**EXERCISE INSTRUCTIONS:** Copy each line of the data below with the word "this".

>> BEGIN

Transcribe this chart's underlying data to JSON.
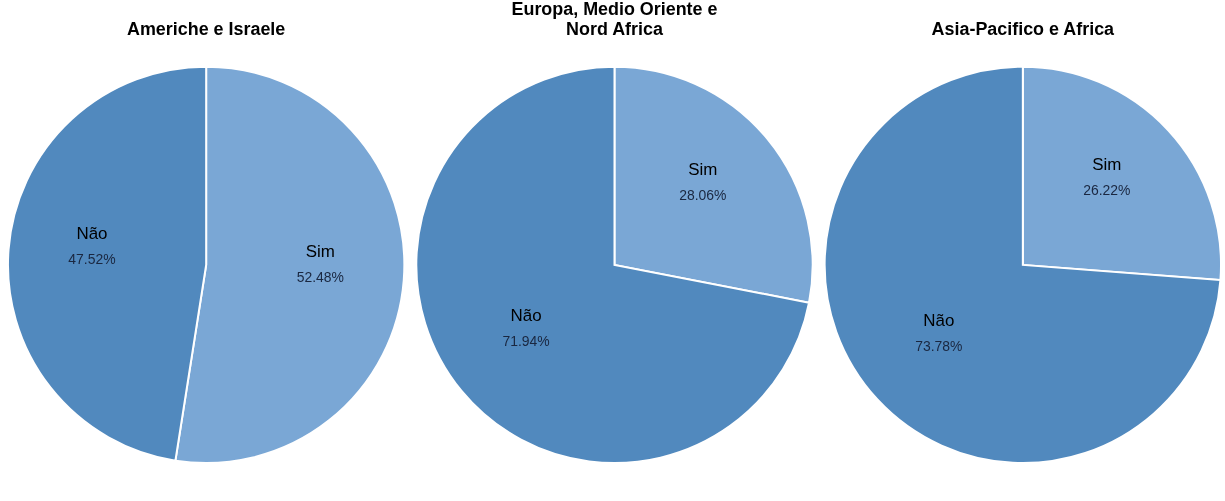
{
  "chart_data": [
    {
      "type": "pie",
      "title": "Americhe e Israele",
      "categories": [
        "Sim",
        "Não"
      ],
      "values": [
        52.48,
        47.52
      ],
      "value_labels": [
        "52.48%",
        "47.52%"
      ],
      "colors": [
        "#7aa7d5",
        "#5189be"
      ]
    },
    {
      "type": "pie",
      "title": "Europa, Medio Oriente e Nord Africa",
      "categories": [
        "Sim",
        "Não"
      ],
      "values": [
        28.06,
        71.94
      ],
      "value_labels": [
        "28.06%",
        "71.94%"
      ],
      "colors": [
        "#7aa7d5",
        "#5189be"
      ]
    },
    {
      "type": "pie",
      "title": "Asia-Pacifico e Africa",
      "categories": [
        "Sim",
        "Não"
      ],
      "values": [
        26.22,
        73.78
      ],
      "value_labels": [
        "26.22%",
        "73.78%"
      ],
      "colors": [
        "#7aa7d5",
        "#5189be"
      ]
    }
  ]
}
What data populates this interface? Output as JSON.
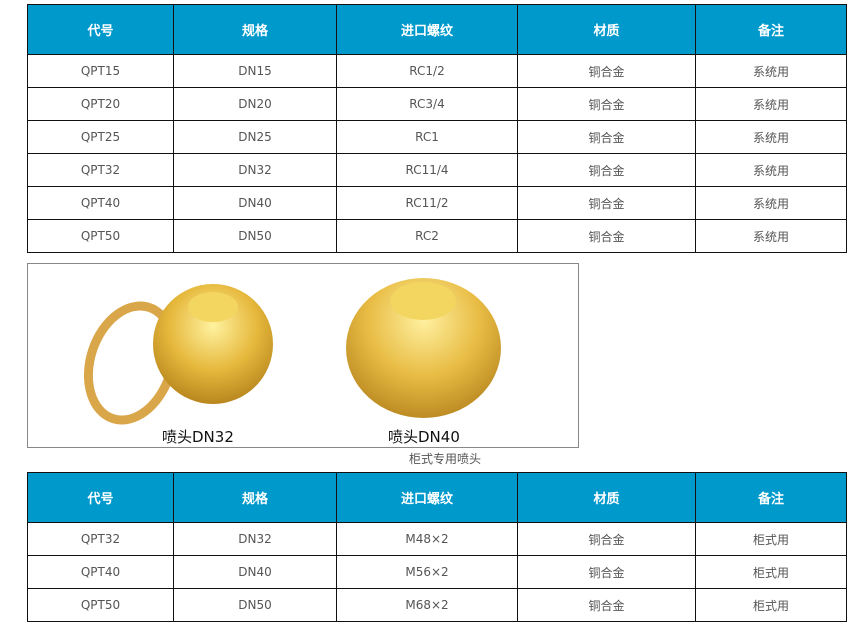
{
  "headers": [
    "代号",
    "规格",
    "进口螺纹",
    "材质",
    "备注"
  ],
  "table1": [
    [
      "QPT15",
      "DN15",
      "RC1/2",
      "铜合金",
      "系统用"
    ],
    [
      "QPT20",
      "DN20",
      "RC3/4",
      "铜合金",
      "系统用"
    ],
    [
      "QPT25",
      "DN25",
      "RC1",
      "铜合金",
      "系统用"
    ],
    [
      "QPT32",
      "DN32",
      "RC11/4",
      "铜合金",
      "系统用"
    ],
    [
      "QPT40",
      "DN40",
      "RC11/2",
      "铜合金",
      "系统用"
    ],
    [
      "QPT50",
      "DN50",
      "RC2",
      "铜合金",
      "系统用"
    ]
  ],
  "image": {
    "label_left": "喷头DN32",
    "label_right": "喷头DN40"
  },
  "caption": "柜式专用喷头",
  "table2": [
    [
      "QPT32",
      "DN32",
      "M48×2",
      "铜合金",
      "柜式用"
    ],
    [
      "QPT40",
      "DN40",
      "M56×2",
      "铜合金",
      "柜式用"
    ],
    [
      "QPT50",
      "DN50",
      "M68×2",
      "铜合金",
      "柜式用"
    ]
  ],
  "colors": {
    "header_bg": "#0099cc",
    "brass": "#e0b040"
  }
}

>> END

**THE RESPONSE:**
Transcribe this chart's underlying data to JSON.
What data populates this interface? Output as JSON.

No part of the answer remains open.